**SEITE:**
=====
Vernissage Ausstellung Pavel Schmidt « ps.’pfad sucher’», Galerie am Marktplatz Büren a.A.,
Sonntag 20.Oktober 2019
 
Lieber Pavel Schmidt,
Liebe Yoly und Rolf Käsermann,
Liebe Kunstfreunde,
Meine Damen und Herren,
 
Wenn wir durch die Säle eines Kunstmuseums schreiten, ist es uns allen angenehm, dort die Künstler anzutreffen, die wir schon kennen, um uns an den bekannten Werken zu erfreuen. Das freut uns, zeigt uns: Ich bin dabei, ich gehöre dazu. Von diesem sehr verständlichen und verbreiteten Kunstverständnis ausgehend, ist es natürlich schwierig, sich auf Pavel Schmidts Kunst einzulassen. Sein Kunstverständnis ist ein anderes. Es ist eines von Brüchen, von so-noch-nicht-Gedachtem und Dargestelltem, von verschlungenen Gedanken, von Suchen, von seltsamen und überraschenden Verknüpfungen.
=====
**DATENSATZAUSZUG:**
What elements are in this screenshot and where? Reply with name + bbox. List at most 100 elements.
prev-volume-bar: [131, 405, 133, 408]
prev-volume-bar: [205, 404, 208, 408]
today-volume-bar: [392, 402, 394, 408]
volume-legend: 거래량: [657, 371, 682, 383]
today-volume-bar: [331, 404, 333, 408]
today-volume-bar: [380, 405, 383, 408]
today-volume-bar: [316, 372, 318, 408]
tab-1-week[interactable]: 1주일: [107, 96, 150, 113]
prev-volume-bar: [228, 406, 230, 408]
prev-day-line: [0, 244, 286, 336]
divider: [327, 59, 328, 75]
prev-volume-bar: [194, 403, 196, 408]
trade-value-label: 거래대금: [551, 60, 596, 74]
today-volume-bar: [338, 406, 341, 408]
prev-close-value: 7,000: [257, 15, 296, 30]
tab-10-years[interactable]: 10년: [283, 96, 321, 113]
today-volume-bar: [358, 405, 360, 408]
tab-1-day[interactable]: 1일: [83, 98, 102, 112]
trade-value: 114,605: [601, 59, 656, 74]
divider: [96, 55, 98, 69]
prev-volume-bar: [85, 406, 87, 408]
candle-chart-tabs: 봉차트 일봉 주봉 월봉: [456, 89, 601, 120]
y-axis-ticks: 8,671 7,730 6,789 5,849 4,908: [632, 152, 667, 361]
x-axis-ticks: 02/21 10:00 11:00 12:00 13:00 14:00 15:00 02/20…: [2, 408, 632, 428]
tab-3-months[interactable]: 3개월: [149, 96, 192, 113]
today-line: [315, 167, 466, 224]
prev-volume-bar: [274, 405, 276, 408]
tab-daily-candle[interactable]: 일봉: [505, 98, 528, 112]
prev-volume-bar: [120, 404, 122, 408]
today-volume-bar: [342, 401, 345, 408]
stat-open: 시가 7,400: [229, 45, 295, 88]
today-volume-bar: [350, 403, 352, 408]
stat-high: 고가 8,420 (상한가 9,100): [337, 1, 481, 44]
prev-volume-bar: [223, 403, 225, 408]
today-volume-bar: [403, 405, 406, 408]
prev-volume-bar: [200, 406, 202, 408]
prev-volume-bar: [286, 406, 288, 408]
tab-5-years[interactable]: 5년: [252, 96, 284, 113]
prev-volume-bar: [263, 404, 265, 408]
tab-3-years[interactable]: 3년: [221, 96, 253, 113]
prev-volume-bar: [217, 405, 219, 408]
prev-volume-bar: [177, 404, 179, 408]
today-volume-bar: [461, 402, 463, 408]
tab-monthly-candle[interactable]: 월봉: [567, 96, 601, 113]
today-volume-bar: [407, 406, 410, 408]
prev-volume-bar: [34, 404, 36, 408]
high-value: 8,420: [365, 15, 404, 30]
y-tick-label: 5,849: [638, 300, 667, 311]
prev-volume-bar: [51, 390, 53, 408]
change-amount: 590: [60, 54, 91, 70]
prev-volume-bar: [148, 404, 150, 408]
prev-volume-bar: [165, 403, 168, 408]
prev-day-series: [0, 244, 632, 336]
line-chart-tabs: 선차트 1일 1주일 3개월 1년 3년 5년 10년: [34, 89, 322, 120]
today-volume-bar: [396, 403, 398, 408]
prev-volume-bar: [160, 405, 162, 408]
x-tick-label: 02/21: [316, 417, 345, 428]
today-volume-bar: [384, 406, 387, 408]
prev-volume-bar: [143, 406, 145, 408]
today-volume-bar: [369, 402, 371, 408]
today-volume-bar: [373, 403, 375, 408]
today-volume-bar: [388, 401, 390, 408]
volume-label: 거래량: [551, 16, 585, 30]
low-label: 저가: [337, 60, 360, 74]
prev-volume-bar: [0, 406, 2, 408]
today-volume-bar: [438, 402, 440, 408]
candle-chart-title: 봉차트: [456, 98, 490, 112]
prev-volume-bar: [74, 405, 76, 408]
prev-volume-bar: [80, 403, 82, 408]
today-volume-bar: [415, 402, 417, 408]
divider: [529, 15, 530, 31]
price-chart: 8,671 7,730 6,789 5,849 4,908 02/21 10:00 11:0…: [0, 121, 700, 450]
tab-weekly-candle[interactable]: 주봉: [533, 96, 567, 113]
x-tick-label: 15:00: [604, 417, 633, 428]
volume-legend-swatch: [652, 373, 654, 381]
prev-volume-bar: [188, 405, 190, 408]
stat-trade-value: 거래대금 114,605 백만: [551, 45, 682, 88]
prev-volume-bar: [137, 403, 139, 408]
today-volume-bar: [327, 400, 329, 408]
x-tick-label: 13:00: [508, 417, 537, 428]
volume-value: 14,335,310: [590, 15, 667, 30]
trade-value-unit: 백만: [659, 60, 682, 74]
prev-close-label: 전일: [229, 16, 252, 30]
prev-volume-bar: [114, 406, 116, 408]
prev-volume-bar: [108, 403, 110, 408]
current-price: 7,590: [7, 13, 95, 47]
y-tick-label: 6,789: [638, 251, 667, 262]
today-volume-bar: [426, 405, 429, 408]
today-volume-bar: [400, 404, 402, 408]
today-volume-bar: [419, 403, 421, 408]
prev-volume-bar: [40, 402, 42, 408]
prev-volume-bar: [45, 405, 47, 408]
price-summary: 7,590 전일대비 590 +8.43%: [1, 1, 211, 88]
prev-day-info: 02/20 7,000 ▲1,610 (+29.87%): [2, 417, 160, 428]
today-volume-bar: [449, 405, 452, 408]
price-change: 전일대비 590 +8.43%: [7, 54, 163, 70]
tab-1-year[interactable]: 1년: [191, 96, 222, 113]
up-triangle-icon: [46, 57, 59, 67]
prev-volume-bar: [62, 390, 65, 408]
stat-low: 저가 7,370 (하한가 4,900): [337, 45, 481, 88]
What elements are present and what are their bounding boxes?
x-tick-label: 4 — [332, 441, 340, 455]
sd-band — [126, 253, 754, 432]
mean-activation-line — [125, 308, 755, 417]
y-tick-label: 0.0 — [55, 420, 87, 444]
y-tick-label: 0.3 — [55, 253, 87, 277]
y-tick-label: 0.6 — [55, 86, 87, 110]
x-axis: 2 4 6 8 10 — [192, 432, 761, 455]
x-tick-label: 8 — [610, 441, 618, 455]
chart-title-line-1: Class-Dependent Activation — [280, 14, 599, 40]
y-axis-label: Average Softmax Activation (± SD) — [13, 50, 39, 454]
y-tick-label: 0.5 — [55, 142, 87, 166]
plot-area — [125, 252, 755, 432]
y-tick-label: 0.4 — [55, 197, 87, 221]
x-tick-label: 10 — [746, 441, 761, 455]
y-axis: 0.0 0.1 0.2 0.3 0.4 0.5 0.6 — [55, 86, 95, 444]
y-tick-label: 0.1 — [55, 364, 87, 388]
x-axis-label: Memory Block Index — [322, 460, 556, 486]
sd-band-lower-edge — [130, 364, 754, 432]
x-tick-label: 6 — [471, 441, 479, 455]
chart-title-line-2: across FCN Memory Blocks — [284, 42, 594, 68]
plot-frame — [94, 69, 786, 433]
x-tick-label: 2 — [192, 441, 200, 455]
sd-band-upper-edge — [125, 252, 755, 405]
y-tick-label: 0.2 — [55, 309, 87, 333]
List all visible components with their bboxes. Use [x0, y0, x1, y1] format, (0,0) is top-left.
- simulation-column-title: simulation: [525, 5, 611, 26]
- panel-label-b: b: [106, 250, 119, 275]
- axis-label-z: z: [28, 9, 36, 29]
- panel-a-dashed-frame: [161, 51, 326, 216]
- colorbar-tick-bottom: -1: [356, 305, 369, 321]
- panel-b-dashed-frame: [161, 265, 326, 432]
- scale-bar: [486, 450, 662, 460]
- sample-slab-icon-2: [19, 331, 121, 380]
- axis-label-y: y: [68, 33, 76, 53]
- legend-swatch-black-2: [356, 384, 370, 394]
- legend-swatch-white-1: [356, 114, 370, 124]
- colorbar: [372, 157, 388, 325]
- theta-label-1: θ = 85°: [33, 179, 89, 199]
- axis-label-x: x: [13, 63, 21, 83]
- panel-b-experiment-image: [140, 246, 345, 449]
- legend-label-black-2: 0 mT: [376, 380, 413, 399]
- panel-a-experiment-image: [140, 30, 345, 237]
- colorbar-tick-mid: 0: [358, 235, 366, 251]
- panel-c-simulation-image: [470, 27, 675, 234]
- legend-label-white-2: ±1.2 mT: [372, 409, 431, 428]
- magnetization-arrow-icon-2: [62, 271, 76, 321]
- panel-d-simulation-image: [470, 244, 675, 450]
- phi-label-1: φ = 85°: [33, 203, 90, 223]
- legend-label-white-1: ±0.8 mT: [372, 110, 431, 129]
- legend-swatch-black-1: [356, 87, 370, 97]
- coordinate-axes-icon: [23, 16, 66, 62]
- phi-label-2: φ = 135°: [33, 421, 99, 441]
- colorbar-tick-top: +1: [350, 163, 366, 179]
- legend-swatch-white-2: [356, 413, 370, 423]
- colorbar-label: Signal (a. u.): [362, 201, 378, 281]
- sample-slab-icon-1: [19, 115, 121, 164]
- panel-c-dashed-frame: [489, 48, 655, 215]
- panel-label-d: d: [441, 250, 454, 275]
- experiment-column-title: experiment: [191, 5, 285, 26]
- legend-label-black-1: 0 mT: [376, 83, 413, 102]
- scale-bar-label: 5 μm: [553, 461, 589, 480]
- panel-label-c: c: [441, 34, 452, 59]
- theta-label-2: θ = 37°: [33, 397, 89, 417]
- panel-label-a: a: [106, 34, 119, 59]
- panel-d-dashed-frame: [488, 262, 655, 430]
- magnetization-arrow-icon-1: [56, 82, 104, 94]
=====
**AUFGABENLISTE:**
• 1. Geben Sie aus der Vernissagerede den Abschnitt von „Vernissage Ausstellung Pavel“ bis „und überraschenden Verknüpfungen.“ erneut wieder und ersetzen Sie dabei „Kunstverständnis“ durch „Kunstbegriff“.
• 2. Setzen Sie die Vernissagerede zur Ausstellung von Pavel Schmidt im Anschluss an ihren letzten Satz fort.

**LÖSUNGEN:**
• 1.
Vernissage Ausstellung Pavel Schmidt « ps.’pfad sucher’», Galerie am Marktplatz Büren a.A.,
Sonntag 20.Oktober 2019
 
Lieber Pavel Schmidt,
Liebe Yoly und Rolf Käsermann,
Liebe Kunstfreunde,
Meine Damen und Herren,
 
Wenn wir durch die Säle eines Kunstmuseums schreiten, ist es uns allen angenehm, dort die Künstler anzutreffen, die wir schon kennen, um uns an den bekannten Werken zu erfreuen. Das freut uns, zeigt uns: Ich bin dabei, ich gehöre dazu. Von diesem sehr verständlichen und verbreiteten Kunstbegriff ausgehend, ist es natürlich schwierig, sich auf Pavel Schmidts Kunst einzulassen. Sein Kunstbegriff ist ein anderes. Es ist eines von Brüchen, von so-noch-nicht-Gedachtem und Dargestelltem, von verschlungenen Gedanken, von Suchen, von seltsamen und überraschenden Verknüpfungen.

• 2.
 
Lassen sie mich das etwas genauer erklären. Kunstwerke stellen von je her etwas dar, eine Landschaft, eine Ansammlung von Gegenständen, sogenannte Stillleben, eine Szenerie, eine Geschichte, die – ob wir die nun schon kennen oder nicht – uns auf etwas Vorbestehendes hinweist. Die christliche Ikonografie ist dafür im Abendland vielleicht das beste Beispiel: Alles, was hier vorgeführt wird, erweckt in uns einen Wiedererkennungs-Effekt.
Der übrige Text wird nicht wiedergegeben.